● What to work on
Return, character for character, the lines from the one bearing "Give me the" through the end of the material. Omit everything before that line.

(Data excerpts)

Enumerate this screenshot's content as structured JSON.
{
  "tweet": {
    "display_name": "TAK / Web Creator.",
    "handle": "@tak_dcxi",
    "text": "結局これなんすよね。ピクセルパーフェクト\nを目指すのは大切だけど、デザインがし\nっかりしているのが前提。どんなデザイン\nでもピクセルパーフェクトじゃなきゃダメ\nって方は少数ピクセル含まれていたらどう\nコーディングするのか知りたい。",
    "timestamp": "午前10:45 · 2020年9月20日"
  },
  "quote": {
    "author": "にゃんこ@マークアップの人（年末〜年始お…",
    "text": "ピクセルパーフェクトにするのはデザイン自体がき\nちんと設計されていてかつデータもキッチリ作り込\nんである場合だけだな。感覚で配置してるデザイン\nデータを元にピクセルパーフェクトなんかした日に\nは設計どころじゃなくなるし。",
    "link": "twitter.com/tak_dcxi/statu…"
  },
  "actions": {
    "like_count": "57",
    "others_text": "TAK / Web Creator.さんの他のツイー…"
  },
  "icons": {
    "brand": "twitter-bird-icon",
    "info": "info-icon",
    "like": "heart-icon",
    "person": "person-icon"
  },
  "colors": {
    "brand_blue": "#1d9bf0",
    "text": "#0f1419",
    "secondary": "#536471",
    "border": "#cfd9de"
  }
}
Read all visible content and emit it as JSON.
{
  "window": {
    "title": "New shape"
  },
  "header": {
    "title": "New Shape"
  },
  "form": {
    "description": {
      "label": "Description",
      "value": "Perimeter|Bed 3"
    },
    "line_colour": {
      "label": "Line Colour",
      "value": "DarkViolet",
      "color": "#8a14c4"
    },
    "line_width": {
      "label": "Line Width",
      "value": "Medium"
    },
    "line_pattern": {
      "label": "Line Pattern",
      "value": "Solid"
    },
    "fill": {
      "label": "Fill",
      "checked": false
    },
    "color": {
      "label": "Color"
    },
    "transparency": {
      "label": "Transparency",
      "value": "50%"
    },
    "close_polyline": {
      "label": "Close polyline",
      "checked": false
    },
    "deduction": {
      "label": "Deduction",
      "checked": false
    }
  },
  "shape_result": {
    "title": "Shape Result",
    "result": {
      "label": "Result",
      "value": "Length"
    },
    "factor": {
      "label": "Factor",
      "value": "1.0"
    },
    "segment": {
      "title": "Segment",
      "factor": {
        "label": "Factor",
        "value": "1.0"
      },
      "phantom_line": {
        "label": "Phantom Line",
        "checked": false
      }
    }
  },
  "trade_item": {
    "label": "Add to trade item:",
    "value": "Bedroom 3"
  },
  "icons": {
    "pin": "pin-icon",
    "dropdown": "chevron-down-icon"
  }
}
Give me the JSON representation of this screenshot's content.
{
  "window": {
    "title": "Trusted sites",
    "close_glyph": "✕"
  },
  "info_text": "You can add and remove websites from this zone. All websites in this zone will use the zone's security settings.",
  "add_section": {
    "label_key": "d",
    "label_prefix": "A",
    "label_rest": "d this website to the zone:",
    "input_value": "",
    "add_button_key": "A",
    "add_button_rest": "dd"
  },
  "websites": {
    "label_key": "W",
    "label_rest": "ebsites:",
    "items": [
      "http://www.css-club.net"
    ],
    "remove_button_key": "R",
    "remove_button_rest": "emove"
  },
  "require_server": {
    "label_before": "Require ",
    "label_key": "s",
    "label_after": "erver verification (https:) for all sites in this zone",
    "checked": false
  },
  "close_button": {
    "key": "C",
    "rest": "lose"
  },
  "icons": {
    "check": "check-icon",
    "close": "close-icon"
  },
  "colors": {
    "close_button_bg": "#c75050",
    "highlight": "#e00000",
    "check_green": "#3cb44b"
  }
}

● Result of this task
Give me the JSON representation of this screenshot's content.
{
  "window": {
    "title": "Trusted sites",
    "close_glyph": "✕"
  },
  "info_text": "You can add and remove websites from this zone. All websites in this zone will use the zone's security settings.",
  "add_section": {
    "label_key": "d",
    "label_prefix": "A",
    "label_rest": "d this website to the zone:",
    "input_value": "",
    "add_button_key": "A",
    "add_button_rest": "dd"
  },
  "websites": {
    "label_key": "W",
    "label_rest": "ebsites:",
    "items": [
      "http://www.css-club.net"
    ],
    "remove_button_key": "R",
    "remove_button_rest": "emove"
  },
  "require_server": {
    "label_before": "Require ",
    "label_key": "s",
    "label_after": "erver verification (https:) for all sites in this zone",
    "checked": false
  },
  "close_button": {
    "key": "C",
    "rest": "lose"
  },
  "icons": {
    "check": "check-icon",
    "close": "close-icon"
  },
  "colors": {
    "close_button_bg": "#c75050",
    "highlight": "#e00000",
    "check_green": "#3cb44b"
  }
}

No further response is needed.